◆ WORK REQUIRED
Can you pull out each line of the data below that includes the word "xlabel"?

--

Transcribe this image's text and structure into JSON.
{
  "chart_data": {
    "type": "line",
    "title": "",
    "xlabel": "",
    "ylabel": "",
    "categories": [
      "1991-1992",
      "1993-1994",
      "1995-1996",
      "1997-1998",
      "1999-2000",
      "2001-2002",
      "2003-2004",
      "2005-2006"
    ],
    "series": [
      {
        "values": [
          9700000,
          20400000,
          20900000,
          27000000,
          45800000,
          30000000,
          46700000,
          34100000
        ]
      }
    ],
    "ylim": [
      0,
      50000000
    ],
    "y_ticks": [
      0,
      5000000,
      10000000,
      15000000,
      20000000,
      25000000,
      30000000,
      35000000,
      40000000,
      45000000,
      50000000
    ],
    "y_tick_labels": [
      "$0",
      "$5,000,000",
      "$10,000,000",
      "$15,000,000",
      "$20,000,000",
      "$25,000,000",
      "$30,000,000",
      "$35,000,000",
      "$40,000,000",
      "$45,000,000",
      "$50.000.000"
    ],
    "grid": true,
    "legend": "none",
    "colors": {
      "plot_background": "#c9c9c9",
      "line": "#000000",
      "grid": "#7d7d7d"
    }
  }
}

--

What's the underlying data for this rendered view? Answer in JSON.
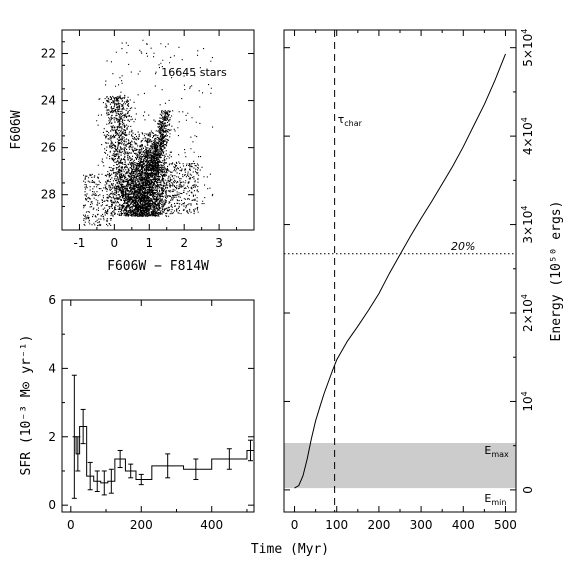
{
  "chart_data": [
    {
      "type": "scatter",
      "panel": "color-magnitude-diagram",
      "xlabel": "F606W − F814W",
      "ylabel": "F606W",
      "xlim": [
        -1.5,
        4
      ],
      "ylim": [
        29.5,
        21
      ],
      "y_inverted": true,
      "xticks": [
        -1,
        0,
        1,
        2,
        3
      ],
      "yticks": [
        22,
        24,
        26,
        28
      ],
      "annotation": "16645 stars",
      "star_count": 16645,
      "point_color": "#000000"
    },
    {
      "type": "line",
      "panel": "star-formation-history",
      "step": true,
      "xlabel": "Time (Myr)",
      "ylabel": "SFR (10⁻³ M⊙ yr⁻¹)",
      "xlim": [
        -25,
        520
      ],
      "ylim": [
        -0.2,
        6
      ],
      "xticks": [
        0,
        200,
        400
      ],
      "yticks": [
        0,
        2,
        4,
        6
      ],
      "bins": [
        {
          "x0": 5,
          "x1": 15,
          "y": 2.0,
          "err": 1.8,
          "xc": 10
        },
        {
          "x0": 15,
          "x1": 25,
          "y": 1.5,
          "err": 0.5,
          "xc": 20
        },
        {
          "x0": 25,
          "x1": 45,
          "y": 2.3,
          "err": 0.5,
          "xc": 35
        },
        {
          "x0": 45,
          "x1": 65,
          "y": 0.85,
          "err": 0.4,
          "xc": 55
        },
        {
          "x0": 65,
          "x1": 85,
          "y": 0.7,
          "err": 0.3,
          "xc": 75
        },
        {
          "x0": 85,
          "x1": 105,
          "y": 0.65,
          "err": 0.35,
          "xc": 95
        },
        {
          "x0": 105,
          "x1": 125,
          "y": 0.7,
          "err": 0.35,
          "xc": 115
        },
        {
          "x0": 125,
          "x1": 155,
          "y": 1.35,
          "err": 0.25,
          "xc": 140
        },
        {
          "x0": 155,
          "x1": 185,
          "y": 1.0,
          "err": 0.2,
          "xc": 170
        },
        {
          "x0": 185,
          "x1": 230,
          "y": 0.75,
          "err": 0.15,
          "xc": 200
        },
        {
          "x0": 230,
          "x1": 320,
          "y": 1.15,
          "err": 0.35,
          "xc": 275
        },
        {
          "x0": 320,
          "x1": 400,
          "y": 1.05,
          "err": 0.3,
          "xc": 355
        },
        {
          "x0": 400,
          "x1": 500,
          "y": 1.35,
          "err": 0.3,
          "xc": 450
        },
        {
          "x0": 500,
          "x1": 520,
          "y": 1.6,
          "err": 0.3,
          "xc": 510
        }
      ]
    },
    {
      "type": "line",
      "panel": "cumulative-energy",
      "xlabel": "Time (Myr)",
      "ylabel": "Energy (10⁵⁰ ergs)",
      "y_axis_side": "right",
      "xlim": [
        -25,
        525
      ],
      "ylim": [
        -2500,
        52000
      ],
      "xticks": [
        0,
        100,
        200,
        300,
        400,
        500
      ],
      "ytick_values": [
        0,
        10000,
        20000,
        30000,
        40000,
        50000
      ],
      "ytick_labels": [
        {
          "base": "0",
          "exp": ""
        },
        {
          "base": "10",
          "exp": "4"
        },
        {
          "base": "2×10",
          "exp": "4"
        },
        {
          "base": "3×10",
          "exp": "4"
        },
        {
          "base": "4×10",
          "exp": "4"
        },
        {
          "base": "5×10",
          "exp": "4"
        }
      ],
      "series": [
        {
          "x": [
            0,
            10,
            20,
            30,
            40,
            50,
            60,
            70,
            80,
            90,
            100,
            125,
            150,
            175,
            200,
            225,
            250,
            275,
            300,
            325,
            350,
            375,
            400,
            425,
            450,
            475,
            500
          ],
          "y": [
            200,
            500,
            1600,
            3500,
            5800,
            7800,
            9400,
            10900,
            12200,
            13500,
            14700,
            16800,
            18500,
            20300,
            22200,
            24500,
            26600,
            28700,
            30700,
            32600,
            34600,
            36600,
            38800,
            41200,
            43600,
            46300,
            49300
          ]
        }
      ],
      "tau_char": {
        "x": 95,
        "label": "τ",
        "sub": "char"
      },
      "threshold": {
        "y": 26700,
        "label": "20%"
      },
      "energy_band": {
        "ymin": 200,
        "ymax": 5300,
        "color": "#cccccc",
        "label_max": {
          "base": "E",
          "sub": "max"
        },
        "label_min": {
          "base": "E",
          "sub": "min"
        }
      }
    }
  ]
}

--

◆ OUTPUT FOR THIS EXERCISE
    "xlabel": "",
      "xlabel": "F606W − F814W",
      "xlabel": "Time (Myr)",
      "xlabel": "Time (Myr)",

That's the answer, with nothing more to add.